■ About this exercise: Would you print all of the records below exactly, without skipping any?

>>>>

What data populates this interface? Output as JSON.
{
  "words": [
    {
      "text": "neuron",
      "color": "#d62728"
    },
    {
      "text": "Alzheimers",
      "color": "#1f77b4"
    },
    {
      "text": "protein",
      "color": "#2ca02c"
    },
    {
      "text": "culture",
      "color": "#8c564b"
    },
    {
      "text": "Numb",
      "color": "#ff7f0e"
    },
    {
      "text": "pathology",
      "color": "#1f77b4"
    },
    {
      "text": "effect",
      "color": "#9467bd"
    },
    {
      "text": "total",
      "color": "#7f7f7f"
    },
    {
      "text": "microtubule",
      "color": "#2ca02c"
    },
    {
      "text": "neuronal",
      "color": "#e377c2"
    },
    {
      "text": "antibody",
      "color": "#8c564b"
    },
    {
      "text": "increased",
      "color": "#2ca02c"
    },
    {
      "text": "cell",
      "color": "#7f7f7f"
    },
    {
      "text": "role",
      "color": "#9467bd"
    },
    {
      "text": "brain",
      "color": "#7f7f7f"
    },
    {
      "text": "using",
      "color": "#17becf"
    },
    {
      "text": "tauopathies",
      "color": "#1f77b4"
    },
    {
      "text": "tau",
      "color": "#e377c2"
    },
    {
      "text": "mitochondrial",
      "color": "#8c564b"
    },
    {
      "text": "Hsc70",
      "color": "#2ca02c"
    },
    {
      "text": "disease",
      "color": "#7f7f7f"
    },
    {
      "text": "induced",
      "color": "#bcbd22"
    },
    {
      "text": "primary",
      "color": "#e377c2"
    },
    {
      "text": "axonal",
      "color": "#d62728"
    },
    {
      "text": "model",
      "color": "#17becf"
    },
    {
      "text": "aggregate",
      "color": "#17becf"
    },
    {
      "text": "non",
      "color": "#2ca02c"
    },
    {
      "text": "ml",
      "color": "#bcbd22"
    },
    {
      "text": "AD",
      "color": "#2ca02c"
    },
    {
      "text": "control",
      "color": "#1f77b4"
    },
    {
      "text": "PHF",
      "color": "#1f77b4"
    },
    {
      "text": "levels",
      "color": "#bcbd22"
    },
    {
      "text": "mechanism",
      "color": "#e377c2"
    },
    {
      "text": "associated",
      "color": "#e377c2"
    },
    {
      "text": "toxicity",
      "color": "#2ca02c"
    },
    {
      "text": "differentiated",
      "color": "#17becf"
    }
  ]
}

<<<<

■ Task solution:
What data populates this interface? Output as JSON.
{
  "words": [
    {
      "text": "neuron",
      "color": "#d62728"
    },
    {
      "text": "Alzheimers",
      "color": "#1f77b4"
    },
    {
      "text": "protein",
      "color": "#2ca02c"
    },
    {
      "text": "culture",
      "color": "#8c564b"
    },
    {
      "text": "Numb",
      "color": "#ff7f0e"
    },
    {
      "text": "pathology",
      "color": "#1f77b4"
    },
    {
      "text": "effect",
      "color": "#9467bd"
    },
    {
      "text": "total",
      "color": "#7f7f7f"
    },
    {
      "text": "microtubule",
      "color": "#2ca02c"
    },
    {
      "text": "neuronal",
      "color": "#e377c2"
    },
    {
      "text": "antibody",
      "color": "#8c564b"
    },
    {
      "text": "increased",
      "color": "#2ca02c"
    },
    {
      "text": "cell",
      "color": "#7f7f7f"
    },
    {
      "text": "role",
      "color": "#9467bd"
    },
    {
      "text": "brain",
      "color": "#7f7f7f"
    },
    {
      "text": "using",
      "color": "#17becf"
    },
    {
      "text": "tauopathies",
      "color": "#1f77b4"
    },
    {
      "text": "tau",
      "color": "#e377c2"
    },
    {
      "text": "mitochondrial",
      "color": "#8c564b"
    },
    {
      "text": "Hsc70",
      "color": "#2ca02c"
    },
    {
      "text": "disease",
      "color": "#7f7f7f"
    },
    {
      "text": "induced",
      "color": "#bcbd22"
    },
    {
      "text": "primary",
      "color": "#e377c2"
    },
    {
      "text": "axonal",
      "color": "#d62728"
    },
    {
      "text": "model",
      "color": "#17becf"
    },
    {
      "text": "aggregate",
      "color": "#17becf"
    },
    {
      "text": "non",
      "color": "#2ca02c"
    },
    {
      "text": "ml",
      "color": "#bcbd22"
    },
    {
      "text": "AD",
      "color": "#2ca02c"
    },
    {
      "text": "control",
      "color": "#1f77b4"
    },
    {
      "text": "PHF",
      "color": "#1f77b4"
    },
    {
      "text": "levels",
      "color": "#bcbd22"
    },
    {
      "text": "mechanism",
      "color": "#e377c2"
    },
    {
      "text": "associated",
      "color": "#e377c2"
    },
    {
      "text": "toxicity",
      "color": "#2ca02c"
    },
    {
      "text": "differentiated",
      "color": "#17becf"
    }
  ]
}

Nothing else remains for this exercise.